What the task asks — Pick out every line in the data below that holds "TREX".

[Data entries]
▼

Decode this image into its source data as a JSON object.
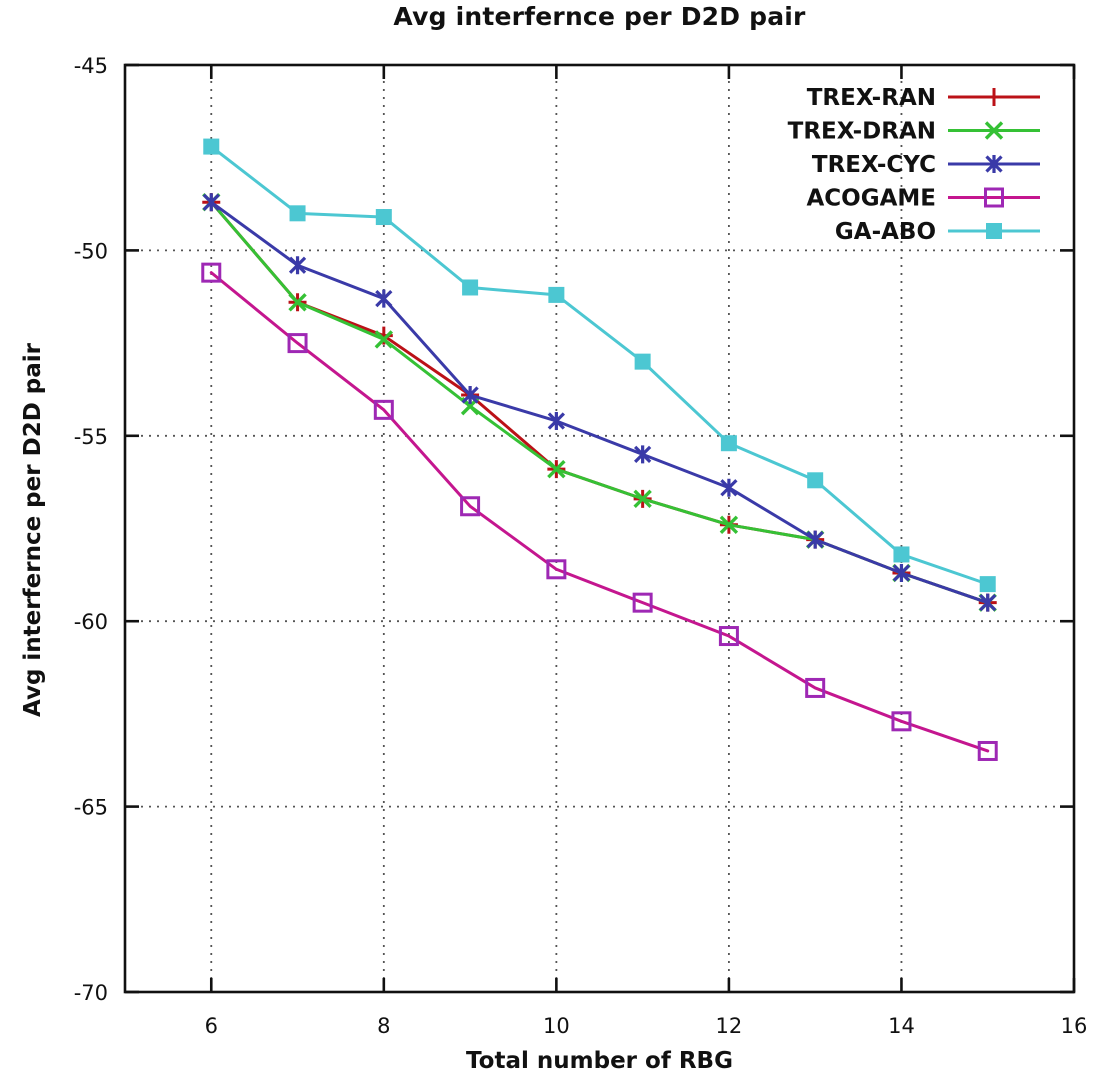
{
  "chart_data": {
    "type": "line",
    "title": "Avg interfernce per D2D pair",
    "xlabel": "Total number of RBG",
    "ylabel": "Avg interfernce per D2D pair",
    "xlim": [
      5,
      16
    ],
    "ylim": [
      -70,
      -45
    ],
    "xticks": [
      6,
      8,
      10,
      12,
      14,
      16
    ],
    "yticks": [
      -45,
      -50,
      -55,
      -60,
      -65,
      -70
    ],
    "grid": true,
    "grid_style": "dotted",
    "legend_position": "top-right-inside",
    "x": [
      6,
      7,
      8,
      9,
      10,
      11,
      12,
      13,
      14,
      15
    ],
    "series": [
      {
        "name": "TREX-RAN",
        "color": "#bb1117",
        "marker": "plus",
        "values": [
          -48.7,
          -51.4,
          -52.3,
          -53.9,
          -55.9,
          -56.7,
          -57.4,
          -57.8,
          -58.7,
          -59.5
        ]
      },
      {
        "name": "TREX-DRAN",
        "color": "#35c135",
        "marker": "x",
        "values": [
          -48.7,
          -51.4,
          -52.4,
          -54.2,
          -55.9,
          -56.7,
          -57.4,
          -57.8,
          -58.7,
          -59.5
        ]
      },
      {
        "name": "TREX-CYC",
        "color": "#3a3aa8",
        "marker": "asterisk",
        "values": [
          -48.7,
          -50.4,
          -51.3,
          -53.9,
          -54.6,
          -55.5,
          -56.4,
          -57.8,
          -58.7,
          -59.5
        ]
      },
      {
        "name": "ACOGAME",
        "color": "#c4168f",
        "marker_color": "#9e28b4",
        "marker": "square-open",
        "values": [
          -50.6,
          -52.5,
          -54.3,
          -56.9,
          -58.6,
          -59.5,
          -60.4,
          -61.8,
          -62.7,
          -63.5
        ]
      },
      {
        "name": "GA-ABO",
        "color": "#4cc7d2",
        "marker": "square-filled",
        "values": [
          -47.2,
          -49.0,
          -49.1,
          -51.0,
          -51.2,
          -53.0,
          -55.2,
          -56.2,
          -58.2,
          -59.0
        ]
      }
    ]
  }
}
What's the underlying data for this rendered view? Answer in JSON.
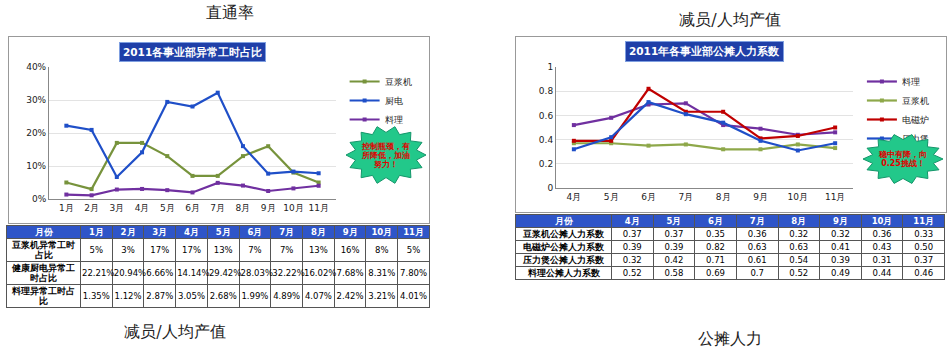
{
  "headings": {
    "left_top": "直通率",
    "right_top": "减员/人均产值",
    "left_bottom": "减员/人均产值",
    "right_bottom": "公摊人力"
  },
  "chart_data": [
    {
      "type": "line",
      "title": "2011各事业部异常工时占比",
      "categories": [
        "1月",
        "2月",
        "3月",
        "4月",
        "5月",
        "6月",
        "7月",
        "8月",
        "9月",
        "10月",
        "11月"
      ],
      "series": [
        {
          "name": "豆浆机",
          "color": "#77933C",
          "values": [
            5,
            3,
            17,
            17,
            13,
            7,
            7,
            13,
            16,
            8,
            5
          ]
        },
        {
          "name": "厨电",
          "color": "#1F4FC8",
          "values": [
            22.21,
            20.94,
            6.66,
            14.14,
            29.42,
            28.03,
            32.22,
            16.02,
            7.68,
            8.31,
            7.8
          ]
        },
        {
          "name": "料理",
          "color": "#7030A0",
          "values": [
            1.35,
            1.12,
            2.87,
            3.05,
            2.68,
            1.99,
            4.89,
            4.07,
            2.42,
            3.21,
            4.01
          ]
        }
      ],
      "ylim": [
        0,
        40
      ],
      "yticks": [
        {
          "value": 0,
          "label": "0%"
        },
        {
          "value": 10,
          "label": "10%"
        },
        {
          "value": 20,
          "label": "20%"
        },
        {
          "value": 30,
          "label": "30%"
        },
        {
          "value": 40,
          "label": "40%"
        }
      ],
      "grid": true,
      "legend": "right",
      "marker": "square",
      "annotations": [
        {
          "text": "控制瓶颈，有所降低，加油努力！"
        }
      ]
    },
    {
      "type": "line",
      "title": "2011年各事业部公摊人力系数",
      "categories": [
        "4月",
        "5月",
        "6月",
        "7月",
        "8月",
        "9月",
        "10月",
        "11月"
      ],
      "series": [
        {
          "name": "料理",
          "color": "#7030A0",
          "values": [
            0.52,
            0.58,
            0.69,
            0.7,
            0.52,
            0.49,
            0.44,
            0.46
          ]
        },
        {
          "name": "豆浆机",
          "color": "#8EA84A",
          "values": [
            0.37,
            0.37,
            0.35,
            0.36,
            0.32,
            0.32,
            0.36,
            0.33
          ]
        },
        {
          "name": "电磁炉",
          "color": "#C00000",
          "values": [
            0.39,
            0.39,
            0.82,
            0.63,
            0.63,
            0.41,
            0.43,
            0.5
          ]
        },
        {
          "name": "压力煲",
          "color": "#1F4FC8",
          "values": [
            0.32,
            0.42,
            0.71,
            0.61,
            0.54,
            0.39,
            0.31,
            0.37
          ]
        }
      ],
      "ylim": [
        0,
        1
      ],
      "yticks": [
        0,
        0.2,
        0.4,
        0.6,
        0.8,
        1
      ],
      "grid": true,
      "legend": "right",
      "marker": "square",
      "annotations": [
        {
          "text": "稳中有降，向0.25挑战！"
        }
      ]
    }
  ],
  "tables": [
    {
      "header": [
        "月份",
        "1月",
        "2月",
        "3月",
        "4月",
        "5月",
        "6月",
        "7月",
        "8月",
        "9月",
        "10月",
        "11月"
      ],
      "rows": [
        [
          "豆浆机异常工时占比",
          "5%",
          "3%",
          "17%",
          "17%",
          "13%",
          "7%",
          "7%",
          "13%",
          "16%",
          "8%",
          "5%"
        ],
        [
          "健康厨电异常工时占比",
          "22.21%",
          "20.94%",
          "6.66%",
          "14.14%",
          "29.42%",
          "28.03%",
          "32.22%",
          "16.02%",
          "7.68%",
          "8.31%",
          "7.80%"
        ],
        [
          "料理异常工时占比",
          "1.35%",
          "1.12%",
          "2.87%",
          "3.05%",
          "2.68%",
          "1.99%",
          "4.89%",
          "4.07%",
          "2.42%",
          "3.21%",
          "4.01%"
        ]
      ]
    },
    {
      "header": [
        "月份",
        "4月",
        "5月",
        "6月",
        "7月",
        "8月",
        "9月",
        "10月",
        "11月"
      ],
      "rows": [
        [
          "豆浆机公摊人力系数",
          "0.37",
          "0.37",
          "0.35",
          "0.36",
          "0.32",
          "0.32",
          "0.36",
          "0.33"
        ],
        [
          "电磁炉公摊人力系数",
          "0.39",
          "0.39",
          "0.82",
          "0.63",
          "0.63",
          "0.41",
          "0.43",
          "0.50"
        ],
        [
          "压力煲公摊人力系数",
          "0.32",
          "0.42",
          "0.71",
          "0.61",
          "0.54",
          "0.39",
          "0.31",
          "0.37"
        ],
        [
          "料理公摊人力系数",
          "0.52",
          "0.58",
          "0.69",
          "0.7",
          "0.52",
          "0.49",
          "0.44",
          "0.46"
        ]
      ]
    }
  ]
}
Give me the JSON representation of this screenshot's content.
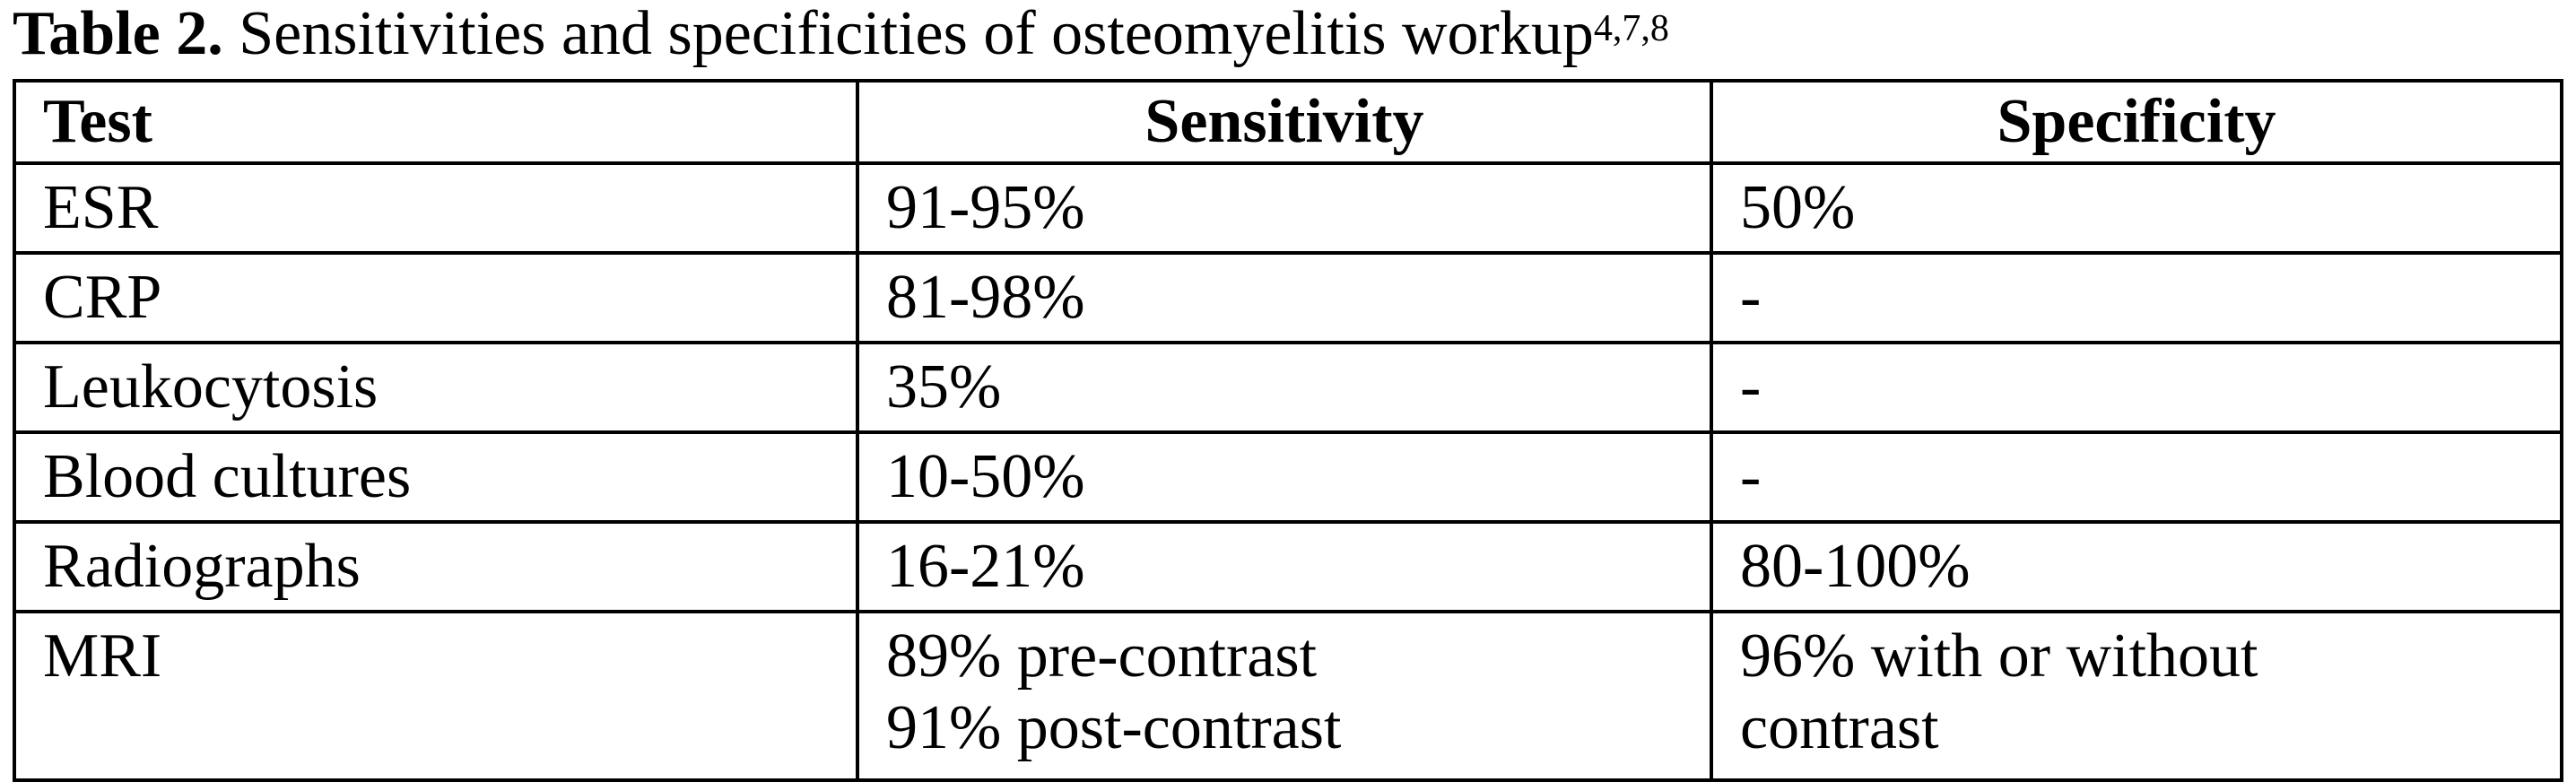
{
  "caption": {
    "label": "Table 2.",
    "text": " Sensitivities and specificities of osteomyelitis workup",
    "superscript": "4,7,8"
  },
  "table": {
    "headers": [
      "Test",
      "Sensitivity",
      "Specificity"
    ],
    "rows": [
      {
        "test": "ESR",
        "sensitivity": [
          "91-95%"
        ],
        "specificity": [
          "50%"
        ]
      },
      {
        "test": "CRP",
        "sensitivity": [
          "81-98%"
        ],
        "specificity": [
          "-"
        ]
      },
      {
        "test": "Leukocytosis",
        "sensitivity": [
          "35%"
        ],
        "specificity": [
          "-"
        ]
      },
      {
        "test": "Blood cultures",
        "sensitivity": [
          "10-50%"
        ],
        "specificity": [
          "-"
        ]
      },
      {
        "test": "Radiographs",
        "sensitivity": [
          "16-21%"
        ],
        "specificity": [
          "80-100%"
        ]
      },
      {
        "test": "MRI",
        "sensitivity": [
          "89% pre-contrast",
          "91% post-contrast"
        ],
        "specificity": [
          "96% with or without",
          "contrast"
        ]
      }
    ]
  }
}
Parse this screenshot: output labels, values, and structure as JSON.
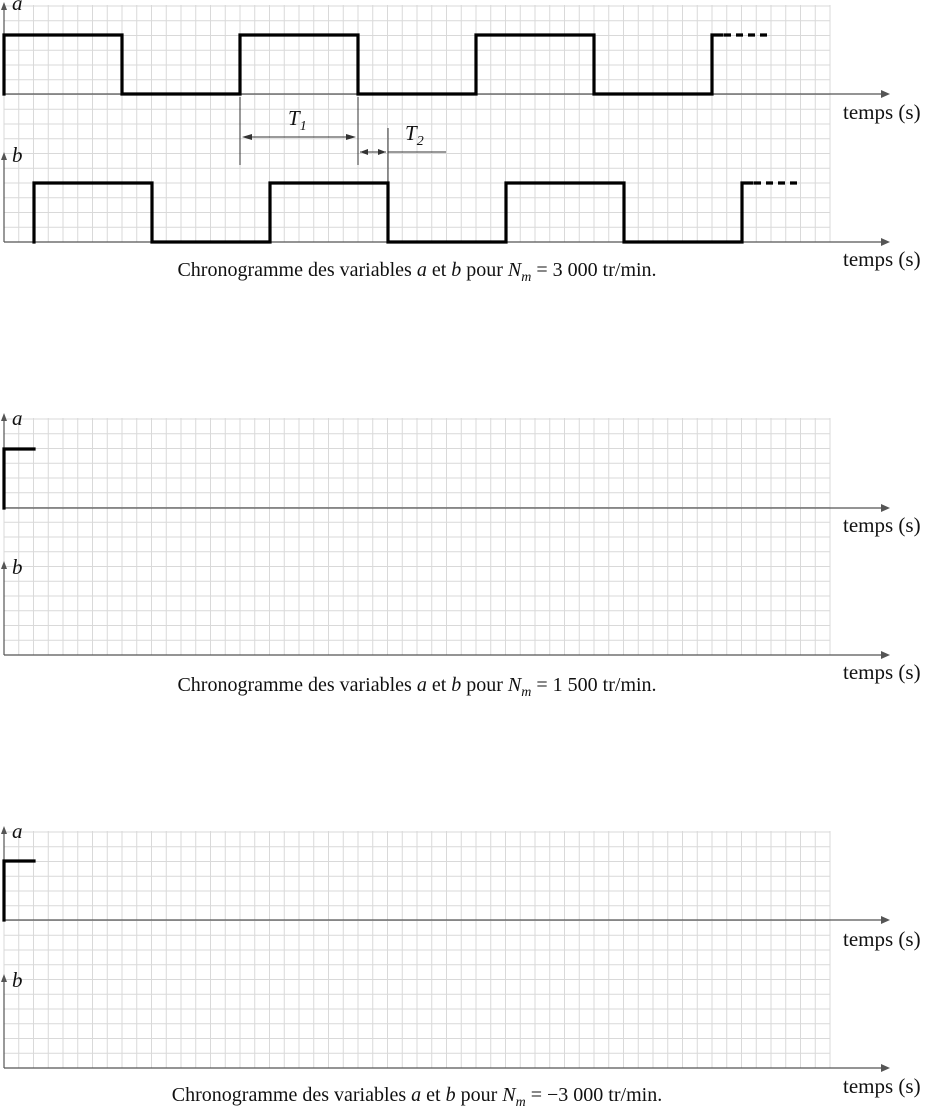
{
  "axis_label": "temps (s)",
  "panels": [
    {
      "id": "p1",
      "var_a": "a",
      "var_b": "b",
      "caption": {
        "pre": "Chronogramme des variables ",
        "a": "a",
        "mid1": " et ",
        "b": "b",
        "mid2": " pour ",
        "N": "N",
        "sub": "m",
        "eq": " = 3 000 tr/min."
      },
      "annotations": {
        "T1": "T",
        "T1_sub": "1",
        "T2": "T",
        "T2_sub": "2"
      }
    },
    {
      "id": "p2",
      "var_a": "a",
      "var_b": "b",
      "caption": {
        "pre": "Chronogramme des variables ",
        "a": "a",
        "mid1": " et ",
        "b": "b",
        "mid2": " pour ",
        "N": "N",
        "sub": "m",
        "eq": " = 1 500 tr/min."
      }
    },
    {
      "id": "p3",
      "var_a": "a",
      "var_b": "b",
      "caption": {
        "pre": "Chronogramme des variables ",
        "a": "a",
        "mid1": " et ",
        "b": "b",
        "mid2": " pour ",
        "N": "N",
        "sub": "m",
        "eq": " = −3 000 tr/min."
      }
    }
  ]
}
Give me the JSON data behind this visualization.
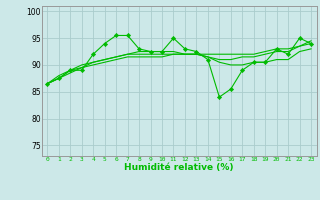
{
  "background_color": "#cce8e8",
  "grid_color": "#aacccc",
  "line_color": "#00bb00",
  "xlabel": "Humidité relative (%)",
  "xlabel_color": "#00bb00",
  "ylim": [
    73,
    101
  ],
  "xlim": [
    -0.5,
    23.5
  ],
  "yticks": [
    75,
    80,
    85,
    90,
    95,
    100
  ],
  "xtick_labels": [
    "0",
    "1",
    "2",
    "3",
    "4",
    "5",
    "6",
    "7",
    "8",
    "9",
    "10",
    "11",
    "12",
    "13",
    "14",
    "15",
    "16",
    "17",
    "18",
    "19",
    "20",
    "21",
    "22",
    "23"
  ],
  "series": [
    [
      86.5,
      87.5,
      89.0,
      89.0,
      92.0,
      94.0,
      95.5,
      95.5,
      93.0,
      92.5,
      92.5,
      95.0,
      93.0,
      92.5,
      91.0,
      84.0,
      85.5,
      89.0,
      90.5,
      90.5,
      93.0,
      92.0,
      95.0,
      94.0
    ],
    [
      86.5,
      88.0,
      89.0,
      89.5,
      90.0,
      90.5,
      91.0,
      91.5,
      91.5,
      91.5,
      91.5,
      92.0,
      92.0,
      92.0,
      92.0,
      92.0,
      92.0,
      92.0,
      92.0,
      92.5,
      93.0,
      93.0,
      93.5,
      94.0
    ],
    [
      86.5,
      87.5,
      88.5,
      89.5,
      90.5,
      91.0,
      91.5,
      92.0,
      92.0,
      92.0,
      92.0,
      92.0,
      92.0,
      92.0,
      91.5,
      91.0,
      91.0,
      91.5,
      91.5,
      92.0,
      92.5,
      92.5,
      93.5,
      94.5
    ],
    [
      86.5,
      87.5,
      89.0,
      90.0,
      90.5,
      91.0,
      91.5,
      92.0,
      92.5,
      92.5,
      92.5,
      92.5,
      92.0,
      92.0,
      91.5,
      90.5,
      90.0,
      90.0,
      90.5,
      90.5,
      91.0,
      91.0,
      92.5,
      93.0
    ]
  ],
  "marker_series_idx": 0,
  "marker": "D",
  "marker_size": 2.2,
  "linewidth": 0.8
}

▲

Task output —
        "name": "TREX-RAN",
        "name": "TREX-DRAN",
        "name": "TREX-CYC",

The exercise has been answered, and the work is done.